## TO DO
Your task is to repeat the lines below exactly, excluding any pictures they contain.

******************************

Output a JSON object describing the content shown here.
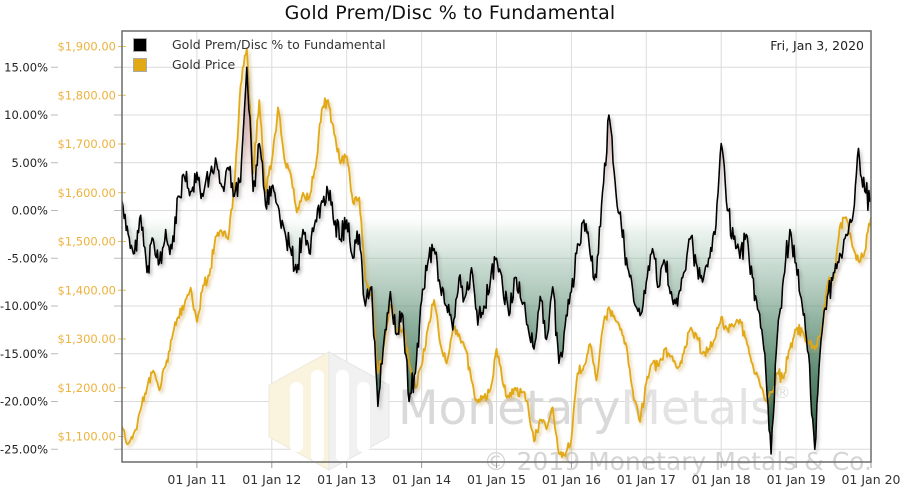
{
  "title": "Gold Prem/Disc % to Fundamental",
  "annotation_date": "Fri, Jan 3, 2020",
  "legend": {
    "position": "top-left",
    "items": [
      {
        "label": "Gold Prem/Disc % to Fundamental",
        "color": "#000000"
      },
      {
        "label": "Gold Price",
        "color": "#e2a917"
      }
    ]
  },
  "watermark": {
    "brand_first": "Monetary",
    "brand_second": "Metals",
    "registered": "®",
    "copyright": "© 2019 Monetary Metals & Co."
  },
  "colors": {
    "premdisc_line": "#000000",
    "gold_line": "#e2a917",
    "gold_axis_label": "#eeb23e",
    "grid": "#dcdcdc",
    "plot_border": "#6b6b6b",
    "fill_premium_red": "#a23737",
    "fill_discount_green": "#0e4826",
    "watermark_gray": "#d9d9d9"
  },
  "chart_data": {
    "type": "line",
    "title": "Gold Prem/Disc % to Fundamental",
    "xlabel": "",
    "grid": true,
    "legend_position": "top-left",
    "x_start_year": 2010.0,
    "x_end_year": 2020.0,
    "x_step_months": 1,
    "x_ticks": {
      "years": [
        2011,
        2012,
        2013,
        2014,
        2015,
        2016,
        2017,
        2018,
        2019,
        2020
      ],
      "labels": [
        "01 Jan 11",
        "01 Jan 12",
        "01 Jan 13",
        "01 Jan 14",
        "01 Jan 15",
        "01 Jan 16",
        "01 Jan 17",
        "01 Jan 18",
        "01 Jan 19",
        "01 Jan 20"
      ]
    },
    "y_axis_percent": {
      "side": "left-outer",
      "ticks": [
        15,
        10,
        5,
        0,
        -5,
        -10,
        -15,
        -20,
        -25
      ],
      "labels": [
        "15.00%",
        "10.00%",
        "5.00%",
        "0.00%",
        "-5.00%",
        "-10.00%",
        "-15.00%",
        "-20.00%",
        "-25.00%"
      ],
      "range": [
        -26.3,
        18.8
      ]
    },
    "y_axis_price": {
      "side": "left-inner",
      "ticks": [
        1900,
        1800,
        1700,
        1600,
        1500,
        1400,
        1300,
        1200,
        1100
      ],
      "labels": [
        "$1,900.00",
        "$1,800.00",
        "$1,700.00",
        "$1,600.00",
        "$1,500.00",
        "$1,400.00",
        "$1,300.00",
        "$1,200.00",
        "$1,100.00"
      ],
      "range": [
        1048,
        1932
      ]
    },
    "series": [
      {
        "name": "Gold Prem/Disc % to Fundamental",
        "axis": "percent",
        "color": "#000000",
        "fill_to_zero": true,
        "values": [
          1.0,
          -2.5,
          -4.5,
          -0.5,
          -6.5,
          -3.0,
          -5.5,
          -2.0,
          -4.0,
          1.5,
          3.5,
          2.0,
          4.0,
          1.5,
          3.5,
          5.5,
          2.5,
          4.5,
          1.5,
          3.0,
          15.0,
          2.0,
          7.0,
          0.5,
          2.5,
          0.5,
          -2.0,
          -4.0,
          -6.5,
          -2.0,
          -4.5,
          -1.0,
          1.0,
          2.0,
          -1.5,
          -3.0,
          -1.0,
          -5.0,
          -2.5,
          -10.0,
          -8.0,
          -20.5,
          -13.5,
          -8.5,
          -13.0,
          -11.0,
          -20.0,
          -17.0,
          -9.5,
          -5.5,
          -4.0,
          -8.0,
          -10.0,
          -12.5,
          -7.0,
          -9.0,
          -6.0,
          -12.0,
          -10.0,
          -7.5,
          -5.0,
          -8.0,
          -11.0,
          -7.0,
          -9.5,
          -12.0,
          -14.5,
          -9.0,
          -13.5,
          -8.0,
          -16.0,
          -12.0,
          -8.5,
          -3.5,
          -1.0,
          -4.5,
          -7.0,
          2.0,
          10.0,
          3.0,
          -1.5,
          -6.0,
          -9.5,
          -11.0,
          -7.5,
          -4.0,
          -8.0,
          -5.5,
          -8.5,
          -10.0,
          -6.5,
          -3.0,
          -5.5,
          -7.5,
          -5.0,
          -2.5,
          7.0,
          0.0,
          -3.0,
          -5.0,
          -2.5,
          -7.0,
          -10.5,
          -15.0,
          -25.5,
          -13.0,
          -7.0,
          -2.0,
          -5.5,
          -10.0,
          -15.0,
          -25.0,
          -13.5,
          -9.0,
          -6.5,
          -4.5,
          -2.5,
          -1.0,
          6.5,
          2.0,
          1.0
        ]
      },
      {
        "name": "Gold Price",
        "axis": "price",
        "color": "#e2a917",
        "fill_to_zero": false,
        "values": [
          1120,
          1085,
          1110,
          1155,
          1200,
          1235,
          1195,
          1245,
          1300,
          1345,
          1370,
          1405,
          1335,
          1410,
          1430,
          1510,
          1520,
          1505,
          1615,
          1820,
          1895,
          1640,
          1790,
          1600,
          1665,
          1775,
          1670,
          1640,
          1560,
          1600,
          1590,
          1650,
          1770,
          1790,
          1720,
          1660,
          1675,
          1580,
          1590,
          1420,
          1390,
          1230,
          1290,
          1370,
          1320,
          1320,
          1250,
          1200,
          1245,
          1320,
          1380,
          1290,
          1250,
          1320,
          1310,
          1280,
          1215,
          1170,
          1180,
          1195,
          1280,
          1210,
          1180,
          1200,
          1190,
          1170,
          1090,
          1135,
          1115,
          1160,
          1065,
          1060,
          1095,
          1230,
          1245,
          1290,
          1215,
          1320,
          1365,
          1340,
          1320,
          1270,
          1175,
          1130,
          1210,
          1250,
          1245,
          1280,
          1265,
          1240,
          1270,
          1320,
          1310,
          1270,
          1280,
          1300,
          1345,
          1320,
          1325,
          1340,
          1300,
          1250,
          1220,
          1175,
          1190,
          1230,
          1220,
          1280,
          1320,
          1315,
          1290,
          1280,
          1305,
          1410,
          1425,
          1530,
          1550,
          1490,
          1460,
          1480,
          1550
        ]
      }
    ]
  }
}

******************************

## RESULT OF THE TASK
Output a JSON object describing the content shown here.
{
  "title": "Gold Prem/Disc % to Fundamental",
  "annotation_date": "Fri, Jan 3, 2020",
  "legend": {
    "position": "top-left",
    "items": [
      {
        "label": "Gold Prem/Disc % to Fundamental",
        "color": "#000000"
      },
      {
        "label": "Gold Price",
        "color": "#e2a917"
      }
    ]
  },
  "watermark": {
    "brand_first": "Monetary",
    "brand_second": "Metals",
    "registered": "®",
    "copyright": "© 2019 Monetary Metals & Co."
  },
  "colors": {
    "premdisc_line": "#000000",
    "gold_line": "#e2a917",
    "gold_axis_label": "#eeb23e",
    "grid": "#dcdcdc",
    "plot_border": "#6b6b6b",
    "fill_premium_red": "#a23737",
    "fill_discount_green": "#0e4826",
    "watermark_gray": "#d9d9d9"
  },
  "chart_data": {
    "type": "line",
    "title": "Gold Prem/Disc % to Fundamental",
    "xlabel": "",
    "grid": true,
    "legend_position": "top-left",
    "x_start_year": 2010.0,
    "x_end_year": 2020.0,
    "x_step_months": 1,
    "x_ticks": {
      "years": [
        2011,
        2012,
        2013,
        2014,
        2015,
        2016,
        2017,
        2018,
        2019,
        2020
      ],
      "labels": [
        "01 Jan 11",
        "01 Jan 12",
        "01 Jan 13",
        "01 Jan 14",
        "01 Jan 15",
        "01 Jan 16",
        "01 Jan 17",
        "01 Jan 18",
        "01 Jan 19",
        "01 Jan 20"
      ]
    },
    "y_axis_percent": {
      "side": "left-outer",
      "ticks": [
        15,
        10,
        5,
        0,
        -5,
        -10,
        -15,
        -20,
        -25
      ],
      "labels": [
        "15.00%",
        "10.00%",
        "5.00%",
        "0.00%",
        "-5.00%",
        "-10.00%",
        "-15.00%",
        "-20.00%",
        "-25.00%"
      ],
      "range": [
        -26.3,
        18.8
      ]
    },
    "y_axis_price": {
      "side": "left-inner",
      "ticks": [
        1900,
        1800,
        1700,
        1600,
        1500,
        1400,
        1300,
        1200,
        1100
      ],
      "labels": [
        "$1,900.00",
        "$1,800.00",
        "$1,700.00",
        "$1,600.00",
        "$1,500.00",
        "$1,400.00",
        "$1,300.00",
        "$1,200.00",
        "$1,100.00"
      ],
      "range": [
        1048,
        1932
      ]
    },
    "series": [
      {
        "name": "Gold Prem/Disc % to Fundamental",
        "axis": "percent",
        "color": "#000000",
        "fill_to_zero": true,
        "values": [
          1.0,
          -2.5,
          -4.5,
          -0.5,
          -6.5,
          -3.0,
          -5.5,
          -2.0,
          -4.0,
          1.5,
          3.5,
          2.0,
          4.0,
          1.5,
          3.5,
          5.5,
          2.5,
          4.5,
          1.5,
          3.0,
          15.0,
          2.0,
          7.0,
          0.5,
          2.5,
          0.5,
          -2.0,
          -4.0,
          -6.5,
          -2.0,
          -4.5,
          -1.0,
          1.0,
          2.0,
          -1.5,
          -3.0,
          -1.0,
          -5.0,
          -2.5,
          -10.0,
          -8.0,
          -20.5,
          -13.5,
          -8.5,
          -13.0,
          -11.0,
          -20.0,
          -17.0,
          -9.5,
          -5.5,
          -4.0,
          -8.0,
          -10.0,
          -12.5,
          -7.0,
          -9.0,
          -6.0,
          -12.0,
          -10.0,
          -7.5,
          -5.0,
          -8.0,
          -11.0,
          -7.0,
          -9.5,
          -12.0,
          -14.5,
          -9.0,
          -13.5,
          -8.0,
          -16.0,
          -12.0,
          -8.5,
          -3.5,
          -1.0,
          -4.5,
          -7.0,
          2.0,
          10.0,
          3.0,
          -1.5,
          -6.0,
          -9.5,
          -11.0,
          -7.5,
          -4.0,
          -8.0,
          -5.5,
          -8.5,
          -10.0,
          -6.5,
          -3.0,
          -5.5,
          -7.5,
          -5.0,
          -2.5,
          7.0,
          0.0,
          -3.0,
          -5.0,
          -2.5,
          -7.0,
          -10.5,
          -15.0,
          -25.5,
          -13.0,
          -7.0,
          -2.0,
          -5.5,
          -10.0,
          -15.0,
          -25.0,
          -13.5,
          -9.0,
          -6.5,
          -4.5,
          -2.5,
          -1.0,
          6.5,
          2.0,
          1.0
        ]
      },
      {
        "name": "Gold Price",
        "axis": "price",
        "color": "#e2a917",
        "fill_to_zero": false,
        "values": [
          1120,
          1085,
          1110,
          1155,
          1200,
          1235,
          1195,
          1245,
          1300,
          1345,
          1370,
          1405,
          1335,
          1410,
          1430,
          1510,
          1520,
          1505,
          1615,
          1820,
          1895,
          1640,
          1790,
          1600,
          1665,
          1775,
          1670,
          1640,
          1560,
          1600,
          1590,
          1650,
          1770,
          1790,
          1720,
          1660,
          1675,
          1580,
          1590,
          1420,
          1390,
          1230,
          1290,
          1370,
          1320,
          1320,
          1250,
          1200,
          1245,
          1320,
          1380,
          1290,
          1250,
          1320,
          1310,
          1280,
          1215,
          1170,
          1180,
          1195,
          1280,
          1210,
          1180,
          1200,
          1190,
          1170,
          1090,
          1135,
          1115,
          1160,
          1065,
          1060,
          1095,
          1230,
          1245,
          1290,
          1215,
          1320,
          1365,
          1340,
          1320,
          1270,
          1175,
          1130,
          1210,
          1250,
          1245,
          1280,
          1265,
          1240,
          1270,
          1320,
          1310,
          1270,
          1280,
          1300,
          1345,
          1320,
          1325,
          1340,
          1300,
          1250,
          1220,
          1175,
          1190,
          1230,
          1220,
          1280,
          1320,
          1315,
          1290,
          1280,
          1305,
          1410,
          1425,
          1530,
          1550,
          1490,
          1460,
          1480,
          1550
        ]
      }
    ]
  }
}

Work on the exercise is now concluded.